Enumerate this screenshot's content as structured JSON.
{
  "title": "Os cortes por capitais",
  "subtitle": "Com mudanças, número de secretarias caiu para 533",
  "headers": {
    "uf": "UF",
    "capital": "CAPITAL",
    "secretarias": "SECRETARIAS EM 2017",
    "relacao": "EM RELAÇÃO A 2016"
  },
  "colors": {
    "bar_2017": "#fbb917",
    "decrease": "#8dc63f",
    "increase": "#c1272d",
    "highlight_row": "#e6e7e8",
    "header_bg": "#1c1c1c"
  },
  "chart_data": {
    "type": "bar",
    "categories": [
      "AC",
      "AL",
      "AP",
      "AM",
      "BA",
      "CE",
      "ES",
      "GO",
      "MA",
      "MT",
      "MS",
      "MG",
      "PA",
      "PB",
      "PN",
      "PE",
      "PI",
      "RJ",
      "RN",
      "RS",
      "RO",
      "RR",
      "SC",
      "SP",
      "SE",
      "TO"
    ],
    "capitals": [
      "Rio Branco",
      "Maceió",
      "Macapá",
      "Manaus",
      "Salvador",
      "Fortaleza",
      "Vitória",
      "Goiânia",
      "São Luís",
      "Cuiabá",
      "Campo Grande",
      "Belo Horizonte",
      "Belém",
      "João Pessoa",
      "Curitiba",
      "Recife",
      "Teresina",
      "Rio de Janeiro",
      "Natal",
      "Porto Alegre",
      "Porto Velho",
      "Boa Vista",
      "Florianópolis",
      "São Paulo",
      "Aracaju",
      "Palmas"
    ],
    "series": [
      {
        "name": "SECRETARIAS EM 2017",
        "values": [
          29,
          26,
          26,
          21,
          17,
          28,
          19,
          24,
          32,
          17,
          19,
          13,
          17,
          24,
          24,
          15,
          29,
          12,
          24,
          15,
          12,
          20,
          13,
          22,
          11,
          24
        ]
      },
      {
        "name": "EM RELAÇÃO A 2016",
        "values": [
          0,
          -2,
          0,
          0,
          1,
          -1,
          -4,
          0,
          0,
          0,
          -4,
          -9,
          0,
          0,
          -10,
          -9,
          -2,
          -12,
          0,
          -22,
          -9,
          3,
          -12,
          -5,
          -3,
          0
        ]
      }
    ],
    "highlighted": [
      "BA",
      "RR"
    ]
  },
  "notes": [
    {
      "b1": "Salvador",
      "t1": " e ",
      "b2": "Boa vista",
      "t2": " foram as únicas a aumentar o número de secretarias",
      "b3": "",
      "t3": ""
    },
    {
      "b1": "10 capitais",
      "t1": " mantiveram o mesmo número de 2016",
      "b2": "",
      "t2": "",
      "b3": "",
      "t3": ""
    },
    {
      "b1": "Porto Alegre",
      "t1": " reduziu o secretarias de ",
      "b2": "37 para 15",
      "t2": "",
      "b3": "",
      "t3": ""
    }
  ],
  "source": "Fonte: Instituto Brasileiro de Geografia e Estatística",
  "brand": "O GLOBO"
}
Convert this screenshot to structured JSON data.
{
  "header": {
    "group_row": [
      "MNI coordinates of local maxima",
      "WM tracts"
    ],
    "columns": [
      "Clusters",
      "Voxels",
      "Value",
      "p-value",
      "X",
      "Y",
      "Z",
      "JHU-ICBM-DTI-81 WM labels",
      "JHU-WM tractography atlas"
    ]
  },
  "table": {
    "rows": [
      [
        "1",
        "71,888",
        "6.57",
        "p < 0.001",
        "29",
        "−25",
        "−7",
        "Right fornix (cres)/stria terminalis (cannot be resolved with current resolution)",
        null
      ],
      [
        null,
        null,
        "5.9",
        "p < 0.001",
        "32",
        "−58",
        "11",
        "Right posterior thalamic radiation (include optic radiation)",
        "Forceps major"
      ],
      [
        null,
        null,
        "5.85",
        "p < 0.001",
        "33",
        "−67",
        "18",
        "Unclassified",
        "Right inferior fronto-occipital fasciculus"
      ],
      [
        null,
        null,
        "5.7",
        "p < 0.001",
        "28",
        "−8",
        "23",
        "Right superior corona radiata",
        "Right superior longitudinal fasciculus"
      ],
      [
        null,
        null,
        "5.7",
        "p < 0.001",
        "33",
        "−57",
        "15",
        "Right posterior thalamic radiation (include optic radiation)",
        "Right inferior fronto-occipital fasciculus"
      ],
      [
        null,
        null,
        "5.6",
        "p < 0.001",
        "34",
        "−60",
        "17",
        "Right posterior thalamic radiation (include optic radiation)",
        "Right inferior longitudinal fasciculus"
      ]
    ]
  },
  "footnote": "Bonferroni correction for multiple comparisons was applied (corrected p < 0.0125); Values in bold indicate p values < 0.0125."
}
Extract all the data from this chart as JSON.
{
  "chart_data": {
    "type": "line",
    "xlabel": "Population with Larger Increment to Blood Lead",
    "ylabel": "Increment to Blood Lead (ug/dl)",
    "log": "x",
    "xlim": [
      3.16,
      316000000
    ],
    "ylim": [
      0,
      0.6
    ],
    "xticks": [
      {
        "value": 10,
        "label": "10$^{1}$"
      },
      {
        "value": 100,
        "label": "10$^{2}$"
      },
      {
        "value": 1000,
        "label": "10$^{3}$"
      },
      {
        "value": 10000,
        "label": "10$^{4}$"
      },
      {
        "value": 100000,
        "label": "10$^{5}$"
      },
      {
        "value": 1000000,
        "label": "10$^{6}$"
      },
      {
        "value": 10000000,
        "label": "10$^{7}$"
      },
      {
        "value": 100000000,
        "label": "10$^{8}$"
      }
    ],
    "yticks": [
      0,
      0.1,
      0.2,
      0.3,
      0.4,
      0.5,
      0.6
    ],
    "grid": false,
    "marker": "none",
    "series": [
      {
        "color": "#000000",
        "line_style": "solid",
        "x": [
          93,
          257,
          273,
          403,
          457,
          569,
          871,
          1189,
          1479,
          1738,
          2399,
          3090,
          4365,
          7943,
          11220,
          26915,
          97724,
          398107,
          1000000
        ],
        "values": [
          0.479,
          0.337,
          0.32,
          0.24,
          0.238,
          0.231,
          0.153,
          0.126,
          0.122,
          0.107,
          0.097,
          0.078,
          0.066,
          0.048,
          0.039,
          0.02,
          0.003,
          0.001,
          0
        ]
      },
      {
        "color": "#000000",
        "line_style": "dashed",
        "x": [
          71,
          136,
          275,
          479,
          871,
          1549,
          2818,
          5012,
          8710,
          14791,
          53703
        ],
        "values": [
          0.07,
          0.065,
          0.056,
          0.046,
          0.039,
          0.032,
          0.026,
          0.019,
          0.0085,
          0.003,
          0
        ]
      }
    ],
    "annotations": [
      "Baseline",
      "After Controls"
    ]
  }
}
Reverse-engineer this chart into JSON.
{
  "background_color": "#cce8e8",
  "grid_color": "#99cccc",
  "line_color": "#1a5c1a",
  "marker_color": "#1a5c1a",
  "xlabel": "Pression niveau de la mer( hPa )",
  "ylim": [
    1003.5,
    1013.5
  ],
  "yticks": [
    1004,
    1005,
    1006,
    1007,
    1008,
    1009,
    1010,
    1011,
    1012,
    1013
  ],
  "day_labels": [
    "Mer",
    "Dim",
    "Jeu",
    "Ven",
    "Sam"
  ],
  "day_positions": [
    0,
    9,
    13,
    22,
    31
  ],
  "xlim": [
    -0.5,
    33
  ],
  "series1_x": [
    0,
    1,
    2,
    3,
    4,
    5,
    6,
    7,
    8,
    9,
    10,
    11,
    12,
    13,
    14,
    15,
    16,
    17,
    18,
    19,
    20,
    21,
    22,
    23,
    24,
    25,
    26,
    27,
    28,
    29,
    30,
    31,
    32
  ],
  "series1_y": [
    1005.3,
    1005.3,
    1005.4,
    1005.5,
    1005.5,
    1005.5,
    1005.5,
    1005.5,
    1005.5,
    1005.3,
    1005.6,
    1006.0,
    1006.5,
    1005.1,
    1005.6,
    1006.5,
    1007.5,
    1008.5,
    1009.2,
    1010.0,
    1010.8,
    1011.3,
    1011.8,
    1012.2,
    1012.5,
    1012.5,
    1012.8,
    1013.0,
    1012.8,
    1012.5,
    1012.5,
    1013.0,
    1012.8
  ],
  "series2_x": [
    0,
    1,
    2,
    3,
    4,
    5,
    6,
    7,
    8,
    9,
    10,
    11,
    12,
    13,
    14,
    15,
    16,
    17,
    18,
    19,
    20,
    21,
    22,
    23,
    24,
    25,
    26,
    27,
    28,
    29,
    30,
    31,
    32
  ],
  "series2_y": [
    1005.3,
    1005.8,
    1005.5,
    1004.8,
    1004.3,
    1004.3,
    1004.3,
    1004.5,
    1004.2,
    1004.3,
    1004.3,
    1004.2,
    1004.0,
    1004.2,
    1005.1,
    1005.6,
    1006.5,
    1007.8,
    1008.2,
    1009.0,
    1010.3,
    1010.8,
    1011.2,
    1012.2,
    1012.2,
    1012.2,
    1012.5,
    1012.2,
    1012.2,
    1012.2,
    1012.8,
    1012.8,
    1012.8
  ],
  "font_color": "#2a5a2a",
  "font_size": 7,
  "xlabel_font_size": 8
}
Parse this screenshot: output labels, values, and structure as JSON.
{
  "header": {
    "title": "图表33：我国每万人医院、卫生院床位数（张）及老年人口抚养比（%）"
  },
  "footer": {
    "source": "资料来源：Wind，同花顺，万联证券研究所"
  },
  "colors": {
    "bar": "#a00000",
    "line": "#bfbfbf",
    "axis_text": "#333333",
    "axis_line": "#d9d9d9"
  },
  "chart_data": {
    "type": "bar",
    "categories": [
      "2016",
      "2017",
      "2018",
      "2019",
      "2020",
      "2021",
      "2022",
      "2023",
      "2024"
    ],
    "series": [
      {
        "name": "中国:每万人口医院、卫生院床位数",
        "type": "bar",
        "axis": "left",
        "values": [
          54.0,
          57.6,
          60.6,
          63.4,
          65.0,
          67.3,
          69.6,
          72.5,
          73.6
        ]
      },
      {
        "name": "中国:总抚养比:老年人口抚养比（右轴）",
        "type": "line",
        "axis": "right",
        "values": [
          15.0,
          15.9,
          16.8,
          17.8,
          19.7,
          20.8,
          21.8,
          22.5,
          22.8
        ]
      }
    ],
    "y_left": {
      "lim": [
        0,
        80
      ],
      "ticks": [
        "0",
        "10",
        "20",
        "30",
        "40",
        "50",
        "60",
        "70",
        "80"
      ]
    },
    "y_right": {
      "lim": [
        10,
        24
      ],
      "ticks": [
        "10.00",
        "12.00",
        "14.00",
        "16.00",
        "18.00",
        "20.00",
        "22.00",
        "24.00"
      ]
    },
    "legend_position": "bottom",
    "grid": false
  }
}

+ + + + +

From the data, collect all lines where the string "Lead" appears.

* _Solution below_:
    "xlabel": "Population with Larger Increment to Blood Lead",
    "ylabel": "Increment to Blood Lead (ug/dl)",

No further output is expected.